[WORK INSTRUCTIONS] Read the records below. Copy each line where the string "approach" occurs.

[THE INPUT]
┏━━
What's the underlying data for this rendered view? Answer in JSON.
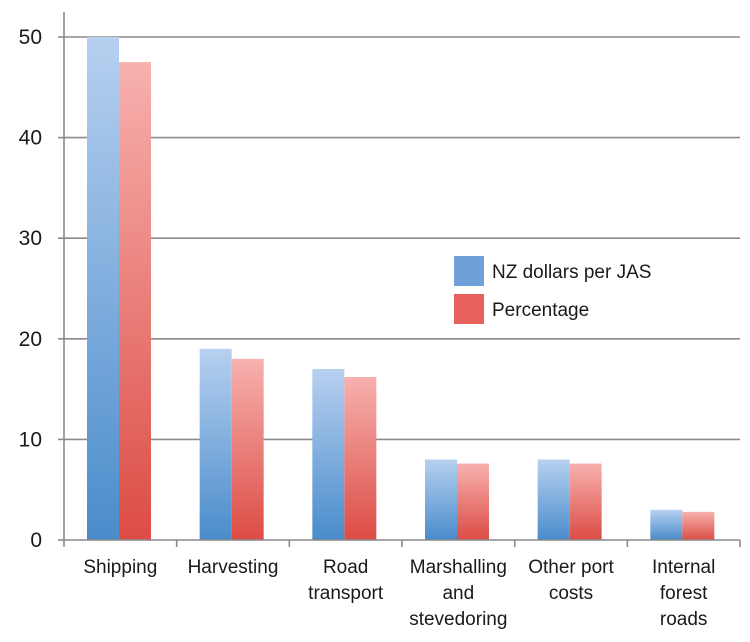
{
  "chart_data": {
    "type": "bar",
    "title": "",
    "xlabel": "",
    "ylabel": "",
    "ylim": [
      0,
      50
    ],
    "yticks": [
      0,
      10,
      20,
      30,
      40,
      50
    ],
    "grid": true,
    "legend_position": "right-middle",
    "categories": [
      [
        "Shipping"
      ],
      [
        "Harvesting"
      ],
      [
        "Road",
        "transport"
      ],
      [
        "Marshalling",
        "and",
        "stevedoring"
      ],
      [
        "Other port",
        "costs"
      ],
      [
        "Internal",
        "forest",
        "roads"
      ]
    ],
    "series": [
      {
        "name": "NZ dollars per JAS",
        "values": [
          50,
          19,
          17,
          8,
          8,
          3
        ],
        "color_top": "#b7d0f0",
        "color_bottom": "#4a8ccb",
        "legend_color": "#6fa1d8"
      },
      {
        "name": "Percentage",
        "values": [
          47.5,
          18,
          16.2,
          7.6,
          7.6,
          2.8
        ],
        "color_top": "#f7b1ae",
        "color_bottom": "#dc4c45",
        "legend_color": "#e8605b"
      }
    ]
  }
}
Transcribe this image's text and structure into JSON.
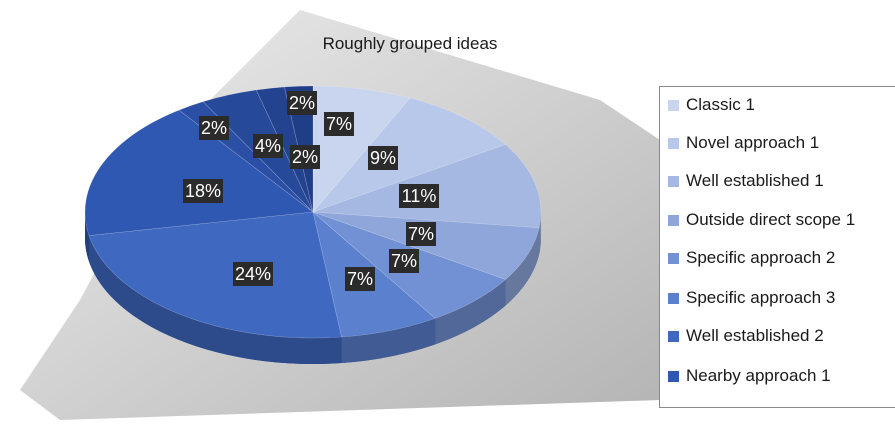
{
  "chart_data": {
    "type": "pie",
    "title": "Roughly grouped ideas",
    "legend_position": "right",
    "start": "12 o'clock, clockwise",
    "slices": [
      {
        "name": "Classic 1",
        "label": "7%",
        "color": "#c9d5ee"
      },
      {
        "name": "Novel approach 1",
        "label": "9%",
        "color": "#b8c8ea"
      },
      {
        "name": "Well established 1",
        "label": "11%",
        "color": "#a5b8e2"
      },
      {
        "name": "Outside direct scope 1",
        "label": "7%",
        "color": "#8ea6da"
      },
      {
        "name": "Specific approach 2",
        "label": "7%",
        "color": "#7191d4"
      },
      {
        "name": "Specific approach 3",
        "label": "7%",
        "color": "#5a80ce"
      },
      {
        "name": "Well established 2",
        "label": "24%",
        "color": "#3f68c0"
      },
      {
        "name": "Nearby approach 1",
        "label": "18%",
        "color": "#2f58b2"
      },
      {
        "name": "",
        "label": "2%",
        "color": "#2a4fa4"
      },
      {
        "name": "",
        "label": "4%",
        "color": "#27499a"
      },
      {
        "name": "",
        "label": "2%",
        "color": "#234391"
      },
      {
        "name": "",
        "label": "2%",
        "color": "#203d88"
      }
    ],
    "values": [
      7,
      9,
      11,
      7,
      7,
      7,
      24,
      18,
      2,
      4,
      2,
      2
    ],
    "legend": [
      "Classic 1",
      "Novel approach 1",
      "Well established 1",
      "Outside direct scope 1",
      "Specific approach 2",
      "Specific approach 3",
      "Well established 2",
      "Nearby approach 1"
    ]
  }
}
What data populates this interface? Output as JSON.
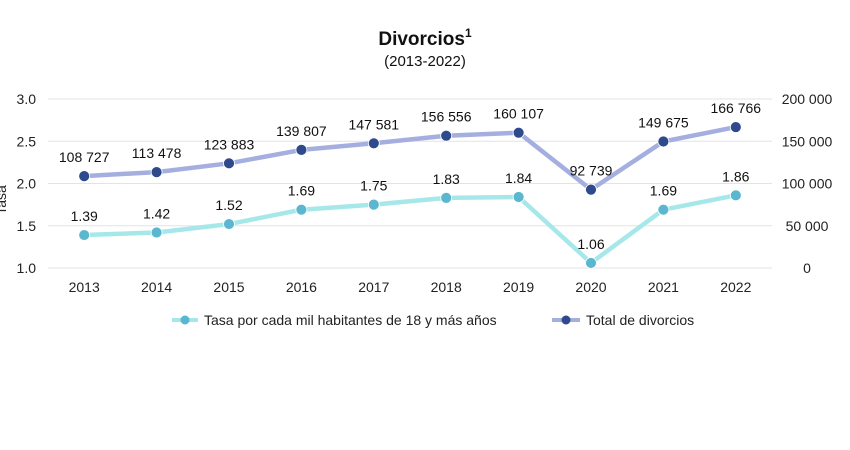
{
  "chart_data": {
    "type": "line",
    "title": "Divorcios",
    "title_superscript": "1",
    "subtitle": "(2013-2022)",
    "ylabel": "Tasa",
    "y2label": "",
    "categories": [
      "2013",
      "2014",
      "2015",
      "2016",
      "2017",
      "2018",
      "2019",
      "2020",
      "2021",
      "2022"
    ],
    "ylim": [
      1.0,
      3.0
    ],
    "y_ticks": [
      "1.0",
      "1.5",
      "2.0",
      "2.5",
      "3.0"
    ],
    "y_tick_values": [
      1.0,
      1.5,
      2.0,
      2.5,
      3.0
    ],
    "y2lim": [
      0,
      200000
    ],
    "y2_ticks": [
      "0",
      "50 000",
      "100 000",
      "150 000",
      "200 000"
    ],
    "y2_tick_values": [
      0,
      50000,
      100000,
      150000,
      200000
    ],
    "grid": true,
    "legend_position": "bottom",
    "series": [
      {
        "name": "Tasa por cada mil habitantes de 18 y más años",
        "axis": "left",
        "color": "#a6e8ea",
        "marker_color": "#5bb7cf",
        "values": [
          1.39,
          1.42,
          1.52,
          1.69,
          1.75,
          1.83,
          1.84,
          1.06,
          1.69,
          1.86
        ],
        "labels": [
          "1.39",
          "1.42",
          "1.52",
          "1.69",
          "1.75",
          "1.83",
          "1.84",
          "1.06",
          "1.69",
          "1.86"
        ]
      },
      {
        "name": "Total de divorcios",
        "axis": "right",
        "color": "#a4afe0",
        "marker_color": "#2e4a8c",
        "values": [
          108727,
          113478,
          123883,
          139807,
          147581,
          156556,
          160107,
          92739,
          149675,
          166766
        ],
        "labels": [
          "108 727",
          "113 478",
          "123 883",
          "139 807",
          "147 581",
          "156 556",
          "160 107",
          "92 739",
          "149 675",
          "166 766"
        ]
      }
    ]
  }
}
┗━━
[EXERCISE ANSWER]
        "name": "Novel approach 1",
        "name": "Specific approach 2",
        "name": "Specific approach 3",
        "name": "Nearby approach 1",
      "Novel approach 1",
      "Specific approach 2",
      "Specific approach 3",
      "Nearby approach 1"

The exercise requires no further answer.